■ **TASK TO COMPLETE**
Do any lines in the data below contain "JSON"? If so, copy every one of them.

Dataset rows about figures
__________
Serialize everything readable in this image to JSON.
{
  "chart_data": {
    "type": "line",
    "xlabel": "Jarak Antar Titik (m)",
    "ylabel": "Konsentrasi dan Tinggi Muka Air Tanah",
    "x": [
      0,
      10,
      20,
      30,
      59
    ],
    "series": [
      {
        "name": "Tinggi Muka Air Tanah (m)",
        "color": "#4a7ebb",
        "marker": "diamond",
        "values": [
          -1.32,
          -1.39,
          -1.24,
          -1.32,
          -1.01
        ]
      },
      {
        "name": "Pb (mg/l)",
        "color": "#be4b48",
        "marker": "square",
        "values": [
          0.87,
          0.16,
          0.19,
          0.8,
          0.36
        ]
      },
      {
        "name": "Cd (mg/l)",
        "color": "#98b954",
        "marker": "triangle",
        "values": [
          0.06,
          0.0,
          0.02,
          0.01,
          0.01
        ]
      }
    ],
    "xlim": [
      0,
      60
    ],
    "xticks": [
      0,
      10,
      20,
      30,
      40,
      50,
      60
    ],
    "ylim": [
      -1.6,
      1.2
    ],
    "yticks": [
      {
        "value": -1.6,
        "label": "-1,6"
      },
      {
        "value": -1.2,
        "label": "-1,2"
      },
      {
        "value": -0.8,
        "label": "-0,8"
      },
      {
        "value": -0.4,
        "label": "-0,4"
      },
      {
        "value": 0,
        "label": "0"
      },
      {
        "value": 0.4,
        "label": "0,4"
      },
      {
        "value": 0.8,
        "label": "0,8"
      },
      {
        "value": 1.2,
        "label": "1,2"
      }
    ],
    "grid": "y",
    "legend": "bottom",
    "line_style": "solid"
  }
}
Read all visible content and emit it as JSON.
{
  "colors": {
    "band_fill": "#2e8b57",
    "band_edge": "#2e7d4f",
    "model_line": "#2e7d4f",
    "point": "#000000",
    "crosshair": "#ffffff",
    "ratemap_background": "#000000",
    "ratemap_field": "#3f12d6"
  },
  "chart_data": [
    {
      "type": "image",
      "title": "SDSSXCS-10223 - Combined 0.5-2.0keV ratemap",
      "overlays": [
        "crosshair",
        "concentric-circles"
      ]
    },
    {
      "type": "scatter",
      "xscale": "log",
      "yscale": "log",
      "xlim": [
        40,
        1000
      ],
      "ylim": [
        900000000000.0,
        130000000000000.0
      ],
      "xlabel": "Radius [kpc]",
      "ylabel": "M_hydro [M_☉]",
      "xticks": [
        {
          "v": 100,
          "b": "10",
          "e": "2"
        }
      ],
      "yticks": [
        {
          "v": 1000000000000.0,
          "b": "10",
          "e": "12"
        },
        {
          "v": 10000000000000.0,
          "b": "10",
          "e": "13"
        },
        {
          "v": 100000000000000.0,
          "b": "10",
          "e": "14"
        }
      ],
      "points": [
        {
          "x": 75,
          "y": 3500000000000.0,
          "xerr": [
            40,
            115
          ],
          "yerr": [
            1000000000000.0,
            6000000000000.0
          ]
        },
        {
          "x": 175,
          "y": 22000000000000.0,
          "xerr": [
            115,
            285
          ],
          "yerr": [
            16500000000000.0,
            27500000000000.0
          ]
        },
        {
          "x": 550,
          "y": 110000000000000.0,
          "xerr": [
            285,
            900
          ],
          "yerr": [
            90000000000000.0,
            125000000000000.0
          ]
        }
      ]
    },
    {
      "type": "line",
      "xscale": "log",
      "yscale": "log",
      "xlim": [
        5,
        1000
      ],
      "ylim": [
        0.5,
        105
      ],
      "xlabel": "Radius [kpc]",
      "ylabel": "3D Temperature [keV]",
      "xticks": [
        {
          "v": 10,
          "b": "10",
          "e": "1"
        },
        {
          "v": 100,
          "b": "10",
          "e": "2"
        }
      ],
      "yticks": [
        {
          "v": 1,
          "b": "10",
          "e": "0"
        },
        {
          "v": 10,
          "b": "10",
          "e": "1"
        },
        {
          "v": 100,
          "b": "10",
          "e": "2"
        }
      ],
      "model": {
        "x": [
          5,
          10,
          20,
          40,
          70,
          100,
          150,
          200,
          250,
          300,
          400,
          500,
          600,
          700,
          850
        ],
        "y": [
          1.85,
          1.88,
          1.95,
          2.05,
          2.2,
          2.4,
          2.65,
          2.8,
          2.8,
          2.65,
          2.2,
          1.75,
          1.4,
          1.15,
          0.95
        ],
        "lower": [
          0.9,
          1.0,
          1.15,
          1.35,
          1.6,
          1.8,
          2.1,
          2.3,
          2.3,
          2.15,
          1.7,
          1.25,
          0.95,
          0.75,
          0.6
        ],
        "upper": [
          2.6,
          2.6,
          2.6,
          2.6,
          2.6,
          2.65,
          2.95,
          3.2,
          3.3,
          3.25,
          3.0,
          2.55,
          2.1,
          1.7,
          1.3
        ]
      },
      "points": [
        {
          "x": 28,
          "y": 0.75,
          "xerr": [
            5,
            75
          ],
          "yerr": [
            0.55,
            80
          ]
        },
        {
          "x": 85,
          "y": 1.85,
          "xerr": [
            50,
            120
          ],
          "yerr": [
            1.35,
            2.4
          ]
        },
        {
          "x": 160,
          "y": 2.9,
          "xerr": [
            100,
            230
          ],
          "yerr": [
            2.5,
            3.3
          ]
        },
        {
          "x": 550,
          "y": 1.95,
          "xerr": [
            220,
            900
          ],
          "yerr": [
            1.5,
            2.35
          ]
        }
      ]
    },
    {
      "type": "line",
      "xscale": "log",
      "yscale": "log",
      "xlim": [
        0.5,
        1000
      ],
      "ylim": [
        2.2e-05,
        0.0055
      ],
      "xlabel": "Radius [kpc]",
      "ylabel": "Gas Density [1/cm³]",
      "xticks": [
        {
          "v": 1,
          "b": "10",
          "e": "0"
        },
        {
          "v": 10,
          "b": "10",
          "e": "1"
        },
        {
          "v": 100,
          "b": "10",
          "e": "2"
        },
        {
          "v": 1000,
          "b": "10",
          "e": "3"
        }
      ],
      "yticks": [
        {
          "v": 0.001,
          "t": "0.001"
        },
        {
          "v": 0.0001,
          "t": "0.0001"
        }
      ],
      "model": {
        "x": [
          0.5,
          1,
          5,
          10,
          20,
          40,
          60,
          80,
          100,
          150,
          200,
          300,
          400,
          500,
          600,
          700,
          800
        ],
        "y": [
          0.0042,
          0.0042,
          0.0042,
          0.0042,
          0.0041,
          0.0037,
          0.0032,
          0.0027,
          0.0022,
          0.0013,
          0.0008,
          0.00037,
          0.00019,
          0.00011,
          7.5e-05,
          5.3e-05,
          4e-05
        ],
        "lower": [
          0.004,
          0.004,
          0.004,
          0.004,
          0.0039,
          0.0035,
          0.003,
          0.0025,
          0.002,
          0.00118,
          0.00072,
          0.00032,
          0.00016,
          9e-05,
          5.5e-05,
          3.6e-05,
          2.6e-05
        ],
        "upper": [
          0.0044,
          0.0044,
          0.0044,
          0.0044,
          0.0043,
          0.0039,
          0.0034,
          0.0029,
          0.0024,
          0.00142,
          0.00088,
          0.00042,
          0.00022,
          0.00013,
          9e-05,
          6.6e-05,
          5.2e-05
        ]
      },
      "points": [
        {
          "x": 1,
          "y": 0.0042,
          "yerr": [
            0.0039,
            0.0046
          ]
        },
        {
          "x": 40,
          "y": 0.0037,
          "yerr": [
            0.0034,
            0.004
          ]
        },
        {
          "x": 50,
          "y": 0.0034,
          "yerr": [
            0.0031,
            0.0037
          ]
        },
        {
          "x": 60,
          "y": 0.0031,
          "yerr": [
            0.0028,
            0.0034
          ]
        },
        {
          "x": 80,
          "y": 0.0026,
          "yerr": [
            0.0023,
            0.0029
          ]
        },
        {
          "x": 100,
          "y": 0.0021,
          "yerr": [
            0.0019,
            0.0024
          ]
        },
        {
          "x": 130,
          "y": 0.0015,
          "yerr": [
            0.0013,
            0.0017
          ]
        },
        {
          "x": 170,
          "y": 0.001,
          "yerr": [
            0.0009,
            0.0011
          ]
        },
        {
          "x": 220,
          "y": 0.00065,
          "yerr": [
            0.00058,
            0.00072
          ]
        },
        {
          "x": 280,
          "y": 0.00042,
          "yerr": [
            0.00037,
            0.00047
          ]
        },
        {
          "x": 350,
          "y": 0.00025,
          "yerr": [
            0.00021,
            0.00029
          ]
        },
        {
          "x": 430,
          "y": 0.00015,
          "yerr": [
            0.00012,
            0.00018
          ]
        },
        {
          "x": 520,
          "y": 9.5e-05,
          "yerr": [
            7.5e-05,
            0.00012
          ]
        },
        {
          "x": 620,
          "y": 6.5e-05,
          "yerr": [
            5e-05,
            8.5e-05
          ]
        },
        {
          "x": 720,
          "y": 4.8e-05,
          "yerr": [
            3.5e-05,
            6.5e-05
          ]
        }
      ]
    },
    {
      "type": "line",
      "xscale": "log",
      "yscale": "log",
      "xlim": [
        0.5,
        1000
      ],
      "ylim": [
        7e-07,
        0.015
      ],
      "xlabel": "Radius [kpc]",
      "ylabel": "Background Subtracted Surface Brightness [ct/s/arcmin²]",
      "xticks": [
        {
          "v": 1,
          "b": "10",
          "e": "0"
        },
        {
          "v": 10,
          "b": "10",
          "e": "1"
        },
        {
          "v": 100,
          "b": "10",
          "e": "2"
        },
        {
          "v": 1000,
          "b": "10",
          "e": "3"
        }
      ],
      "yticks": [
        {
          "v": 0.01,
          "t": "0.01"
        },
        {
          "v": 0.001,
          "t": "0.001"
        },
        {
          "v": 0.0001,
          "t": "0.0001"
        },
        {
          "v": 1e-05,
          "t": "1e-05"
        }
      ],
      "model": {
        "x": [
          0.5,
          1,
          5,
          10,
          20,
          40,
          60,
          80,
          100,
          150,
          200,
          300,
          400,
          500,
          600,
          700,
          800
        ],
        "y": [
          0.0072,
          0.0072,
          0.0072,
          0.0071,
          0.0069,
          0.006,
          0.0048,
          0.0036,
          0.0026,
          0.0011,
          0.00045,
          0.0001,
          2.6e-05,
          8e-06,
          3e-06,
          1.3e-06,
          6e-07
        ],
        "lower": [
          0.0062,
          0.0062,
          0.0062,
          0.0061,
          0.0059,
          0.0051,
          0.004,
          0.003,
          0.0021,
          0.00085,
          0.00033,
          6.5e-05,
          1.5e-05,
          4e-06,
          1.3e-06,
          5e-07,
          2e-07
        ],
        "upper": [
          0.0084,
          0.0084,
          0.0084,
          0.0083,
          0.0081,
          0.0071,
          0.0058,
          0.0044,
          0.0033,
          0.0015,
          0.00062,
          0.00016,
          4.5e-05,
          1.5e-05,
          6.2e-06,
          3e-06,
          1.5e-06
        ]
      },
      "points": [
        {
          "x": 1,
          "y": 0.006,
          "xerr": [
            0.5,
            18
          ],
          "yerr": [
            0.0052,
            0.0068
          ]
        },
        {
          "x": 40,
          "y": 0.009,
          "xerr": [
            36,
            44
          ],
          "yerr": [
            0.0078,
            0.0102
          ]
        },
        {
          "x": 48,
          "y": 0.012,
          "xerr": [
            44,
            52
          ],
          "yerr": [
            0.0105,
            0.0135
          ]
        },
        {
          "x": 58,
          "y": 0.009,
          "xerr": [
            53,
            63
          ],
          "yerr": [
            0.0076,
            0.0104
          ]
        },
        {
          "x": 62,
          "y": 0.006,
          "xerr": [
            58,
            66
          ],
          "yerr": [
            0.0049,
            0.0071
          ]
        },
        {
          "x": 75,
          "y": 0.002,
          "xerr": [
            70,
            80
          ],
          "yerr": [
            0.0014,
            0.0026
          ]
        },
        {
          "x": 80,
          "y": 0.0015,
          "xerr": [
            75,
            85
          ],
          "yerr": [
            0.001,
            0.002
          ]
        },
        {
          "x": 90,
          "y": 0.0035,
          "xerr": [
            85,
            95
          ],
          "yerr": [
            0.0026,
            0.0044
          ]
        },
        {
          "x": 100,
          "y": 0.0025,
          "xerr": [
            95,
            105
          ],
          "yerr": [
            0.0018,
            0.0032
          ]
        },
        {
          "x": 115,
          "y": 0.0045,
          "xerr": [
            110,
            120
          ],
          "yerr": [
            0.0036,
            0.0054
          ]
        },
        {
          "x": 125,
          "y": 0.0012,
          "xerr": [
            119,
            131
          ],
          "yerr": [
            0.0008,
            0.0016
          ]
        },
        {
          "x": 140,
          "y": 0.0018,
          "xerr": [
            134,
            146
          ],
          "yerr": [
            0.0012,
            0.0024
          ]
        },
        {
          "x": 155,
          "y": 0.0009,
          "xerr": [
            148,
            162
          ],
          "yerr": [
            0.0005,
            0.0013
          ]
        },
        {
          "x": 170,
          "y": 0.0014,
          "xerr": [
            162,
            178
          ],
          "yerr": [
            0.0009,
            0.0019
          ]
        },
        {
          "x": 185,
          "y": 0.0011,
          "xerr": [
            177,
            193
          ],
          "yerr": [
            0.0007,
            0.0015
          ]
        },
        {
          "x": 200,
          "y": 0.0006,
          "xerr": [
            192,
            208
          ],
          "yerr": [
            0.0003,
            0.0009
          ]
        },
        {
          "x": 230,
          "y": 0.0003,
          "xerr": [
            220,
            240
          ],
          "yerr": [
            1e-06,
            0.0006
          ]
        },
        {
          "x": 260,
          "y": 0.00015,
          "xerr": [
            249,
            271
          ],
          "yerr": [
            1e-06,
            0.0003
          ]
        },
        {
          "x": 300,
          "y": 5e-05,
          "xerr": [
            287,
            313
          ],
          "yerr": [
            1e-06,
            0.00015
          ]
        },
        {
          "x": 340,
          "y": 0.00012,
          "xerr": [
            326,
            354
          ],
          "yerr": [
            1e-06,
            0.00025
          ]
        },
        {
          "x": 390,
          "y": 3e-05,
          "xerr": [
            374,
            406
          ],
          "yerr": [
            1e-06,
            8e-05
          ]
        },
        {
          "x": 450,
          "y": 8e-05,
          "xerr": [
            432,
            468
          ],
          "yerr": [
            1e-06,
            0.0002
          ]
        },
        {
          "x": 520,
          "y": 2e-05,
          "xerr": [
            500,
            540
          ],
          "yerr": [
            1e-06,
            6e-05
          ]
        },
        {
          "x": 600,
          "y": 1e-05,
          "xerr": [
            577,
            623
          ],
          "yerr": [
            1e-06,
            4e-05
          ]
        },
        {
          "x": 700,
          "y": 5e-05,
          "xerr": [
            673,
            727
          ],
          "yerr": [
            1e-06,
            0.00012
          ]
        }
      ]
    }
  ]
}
__________
■ **RESPONSE**
Serialize everything readable in this image to JSON.
Read all visible content and emit it as JSON.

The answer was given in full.